* begin *

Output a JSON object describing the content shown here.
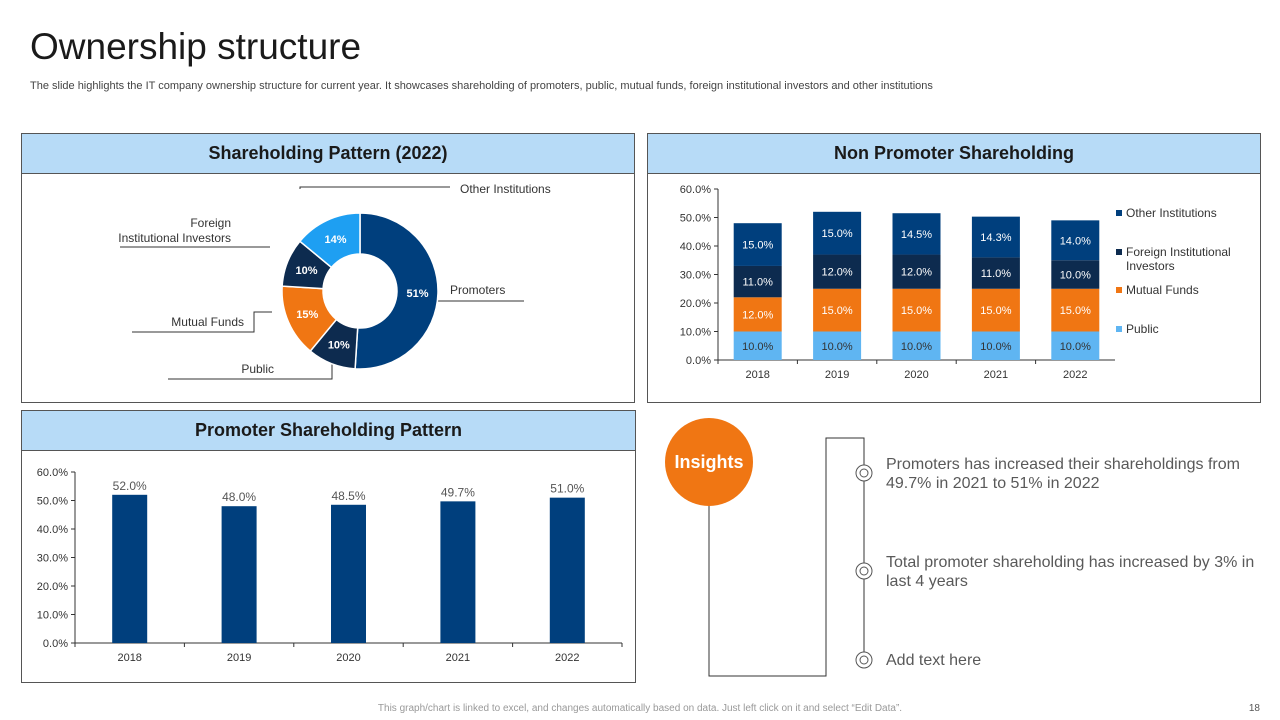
{
  "page": {
    "title": "Ownership structure",
    "subtitle": "The slide highlights the IT company ownership structure for current year. It showcases shareholding of promoters, public, mutual funds, foreign institutional investors and other institutions",
    "footer": "This graph/chart is linked to excel, and changes automatically based on data. Just left click on it and select “Edit Data”.",
    "page_number": "18"
  },
  "panels": {
    "pie_title": "Shareholding Pattern (2022)",
    "stack_title": "Non Promoter Shareholding",
    "bar_title": "Promoter Shareholding Pattern"
  },
  "insights": {
    "badge": "Insights",
    "items": [
      "Promoters has increased their shareholdings from 49.7% in 2021 to 51% in 2022",
      "Total promoter shareholding has increased by 3% in last 4 years",
      "Add text here"
    ]
  },
  "colors": {
    "promoters": "#003f7d",
    "public": "#0d2b4f",
    "mutual_funds": "#f07613",
    "fii": "#0d2b4f",
    "other_inst": "#1e9ff2",
    "stack_public": "#5fb5f2",
    "stack_mf": "#f07613",
    "stack_fii": "#0d2b4f",
    "stack_other": "#003f7d",
    "bar": "#003f7d",
    "insight_badge": "#f07613",
    "header_bg": "#b7dbf7"
  },
  "chart_data": [
    {
      "type": "pie",
      "title": "Shareholding Pattern (2022)",
      "slices": [
        {
          "label": "Promoters",
          "value": 51,
          "text": "51%"
        },
        {
          "label": "Public",
          "value": 10,
          "text": "10%"
        },
        {
          "label": "Mutual Funds",
          "value": 15,
          "text": "15%"
        },
        {
          "label": "Foreign Institutional Investors",
          "value": 10,
          "text": "10%"
        },
        {
          "label": "Other Institutions",
          "value": 14,
          "text": "14%"
        }
      ],
      "external_labels": {
        "promoters": "Promoters",
        "public": "Public",
        "mutual_funds": "Mutual Funds",
        "fii_line1": "Foreign",
        "fii_line2": "Institutional Investors",
        "other": "Other Institutions"
      }
    },
    {
      "type": "bar",
      "stacked": true,
      "title": "Non Promoter Shareholding",
      "categories": [
        "2018",
        "2019",
        "2020",
        "2021",
        "2022"
      ],
      "ylim": [
        0,
        60
      ],
      "yticks": [
        "0.0%",
        "10.0%",
        "20.0%",
        "30.0%",
        "40.0%",
        "50.0%",
        "60.0%"
      ],
      "series": [
        {
          "name": "Public",
          "values": [
            10.0,
            10.0,
            10.0,
            10.0,
            10.0
          ],
          "labels": [
            "10.0%",
            "10.0%",
            "10.0%",
            "10.0%",
            "10.0%"
          ]
        },
        {
          "name": "Mutual Funds",
          "values": [
            12.0,
            15.0,
            15.0,
            15.0,
            15.0
          ],
          "labels": [
            "12.0%",
            "15.0%",
            "15.0%",
            "15.0%",
            "15.0%"
          ]
        },
        {
          "name": "Foreign Institutional Investors",
          "values": [
            11.0,
            12.0,
            12.0,
            11.0,
            10.0
          ],
          "labels": [
            "11.0%",
            "12.0%",
            "12.0%",
            "11.0%",
            "10.0%"
          ]
        },
        {
          "name": "Other Institutions",
          "values": [
            15.0,
            15.0,
            14.5,
            14.3,
            14.0
          ],
          "labels": [
            "15.0%",
            "15.0%",
            "14.5%",
            "14.3%",
            "14.0%"
          ]
        }
      ],
      "legend": [
        "Other Institutions",
        "Foreign Institutional Investors",
        "Mutual Funds",
        "Public"
      ],
      "legend_position": "right"
    },
    {
      "type": "bar",
      "title": "Promoter Shareholding Pattern",
      "categories": [
        "2018",
        "2019",
        "2020",
        "2021",
        "2022"
      ],
      "values": [
        52.0,
        48.0,
        48.5,
        49.7,
        51.0
      ],
      "labels": [
        "52.0%",
        "48.0%",
        "48.5%",
        "49.7%",
        "51.0%"
      ],
      "ylim": [
        0,
        60
      ],
      "yticks": [
        "0.0%",
        "10.0%",
        "20.0%",
        "30.0%",
        "40.0%",
        "50.0%",
        "60.0%"
      ]
    }
  ]
}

* end *

**Goal:** Search the entries for the word "text", then list each line that holds it.

**Written response:**
      "Add text here"
          "text": "51%"
          "text": "10%"
          "text": "15%"
          "text": "10%"
          "text": "14%"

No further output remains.